Count the lines below that contain the word "Embrace", and reply with that number alone.

• Data extract:
####
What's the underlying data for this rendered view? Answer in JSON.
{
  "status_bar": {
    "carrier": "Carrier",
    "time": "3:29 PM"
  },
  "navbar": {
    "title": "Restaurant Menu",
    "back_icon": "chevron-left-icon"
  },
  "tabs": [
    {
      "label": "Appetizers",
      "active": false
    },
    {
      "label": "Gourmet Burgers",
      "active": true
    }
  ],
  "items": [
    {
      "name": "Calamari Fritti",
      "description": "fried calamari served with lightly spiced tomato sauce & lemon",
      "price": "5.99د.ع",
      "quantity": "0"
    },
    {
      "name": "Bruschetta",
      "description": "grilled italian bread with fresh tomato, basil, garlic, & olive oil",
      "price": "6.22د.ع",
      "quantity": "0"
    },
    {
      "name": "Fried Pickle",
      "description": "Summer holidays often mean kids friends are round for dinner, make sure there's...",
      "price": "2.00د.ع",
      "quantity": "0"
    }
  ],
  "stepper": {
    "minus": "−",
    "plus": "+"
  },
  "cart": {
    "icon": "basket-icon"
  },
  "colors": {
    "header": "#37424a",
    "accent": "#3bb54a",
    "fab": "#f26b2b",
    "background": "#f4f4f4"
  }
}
####
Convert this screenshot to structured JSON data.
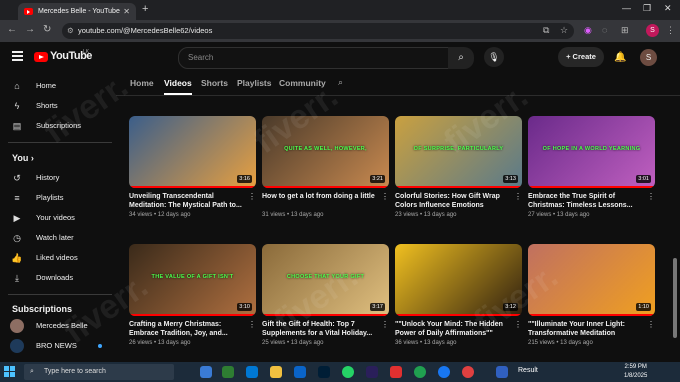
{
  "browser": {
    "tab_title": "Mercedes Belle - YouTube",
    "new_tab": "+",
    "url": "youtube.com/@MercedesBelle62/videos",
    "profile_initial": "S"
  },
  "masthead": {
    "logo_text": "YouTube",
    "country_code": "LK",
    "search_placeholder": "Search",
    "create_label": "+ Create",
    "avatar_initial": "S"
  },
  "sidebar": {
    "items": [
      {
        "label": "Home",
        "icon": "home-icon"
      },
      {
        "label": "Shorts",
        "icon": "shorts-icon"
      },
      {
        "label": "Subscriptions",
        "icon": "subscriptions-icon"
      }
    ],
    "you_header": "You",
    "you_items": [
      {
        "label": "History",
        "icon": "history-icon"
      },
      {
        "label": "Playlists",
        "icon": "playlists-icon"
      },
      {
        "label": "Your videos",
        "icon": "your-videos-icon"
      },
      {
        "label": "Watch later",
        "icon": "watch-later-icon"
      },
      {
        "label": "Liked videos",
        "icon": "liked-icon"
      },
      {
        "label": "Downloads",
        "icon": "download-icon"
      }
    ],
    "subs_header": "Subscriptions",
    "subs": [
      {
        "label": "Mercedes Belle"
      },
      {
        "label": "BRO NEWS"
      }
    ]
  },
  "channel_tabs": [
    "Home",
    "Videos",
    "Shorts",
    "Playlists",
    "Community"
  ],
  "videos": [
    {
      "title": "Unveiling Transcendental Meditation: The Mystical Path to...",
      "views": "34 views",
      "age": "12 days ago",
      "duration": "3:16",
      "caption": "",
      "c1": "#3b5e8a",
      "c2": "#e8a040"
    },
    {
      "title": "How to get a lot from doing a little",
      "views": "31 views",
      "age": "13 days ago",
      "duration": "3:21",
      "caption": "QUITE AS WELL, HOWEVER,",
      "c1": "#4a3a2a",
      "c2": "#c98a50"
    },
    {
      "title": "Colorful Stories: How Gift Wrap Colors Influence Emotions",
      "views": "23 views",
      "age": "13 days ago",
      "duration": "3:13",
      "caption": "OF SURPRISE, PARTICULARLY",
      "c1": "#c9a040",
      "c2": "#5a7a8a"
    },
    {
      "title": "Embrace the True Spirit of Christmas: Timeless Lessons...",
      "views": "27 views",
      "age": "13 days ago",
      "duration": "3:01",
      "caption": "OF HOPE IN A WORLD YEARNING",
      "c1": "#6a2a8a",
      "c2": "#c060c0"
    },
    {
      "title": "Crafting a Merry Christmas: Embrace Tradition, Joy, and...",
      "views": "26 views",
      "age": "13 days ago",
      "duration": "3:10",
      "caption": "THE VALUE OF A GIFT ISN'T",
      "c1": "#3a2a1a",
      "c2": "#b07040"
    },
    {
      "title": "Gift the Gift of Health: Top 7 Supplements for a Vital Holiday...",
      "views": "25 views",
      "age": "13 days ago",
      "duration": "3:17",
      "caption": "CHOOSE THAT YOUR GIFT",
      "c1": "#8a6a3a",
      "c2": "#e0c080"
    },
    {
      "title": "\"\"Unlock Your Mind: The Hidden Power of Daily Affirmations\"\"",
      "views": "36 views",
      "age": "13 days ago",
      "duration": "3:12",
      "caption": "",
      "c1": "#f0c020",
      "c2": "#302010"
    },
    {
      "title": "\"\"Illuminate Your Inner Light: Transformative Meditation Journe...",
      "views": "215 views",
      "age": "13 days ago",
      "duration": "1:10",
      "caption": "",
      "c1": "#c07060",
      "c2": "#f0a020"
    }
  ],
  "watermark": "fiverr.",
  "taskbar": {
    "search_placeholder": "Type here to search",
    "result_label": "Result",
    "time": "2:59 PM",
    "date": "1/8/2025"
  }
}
####
• Answer to this exercise: 2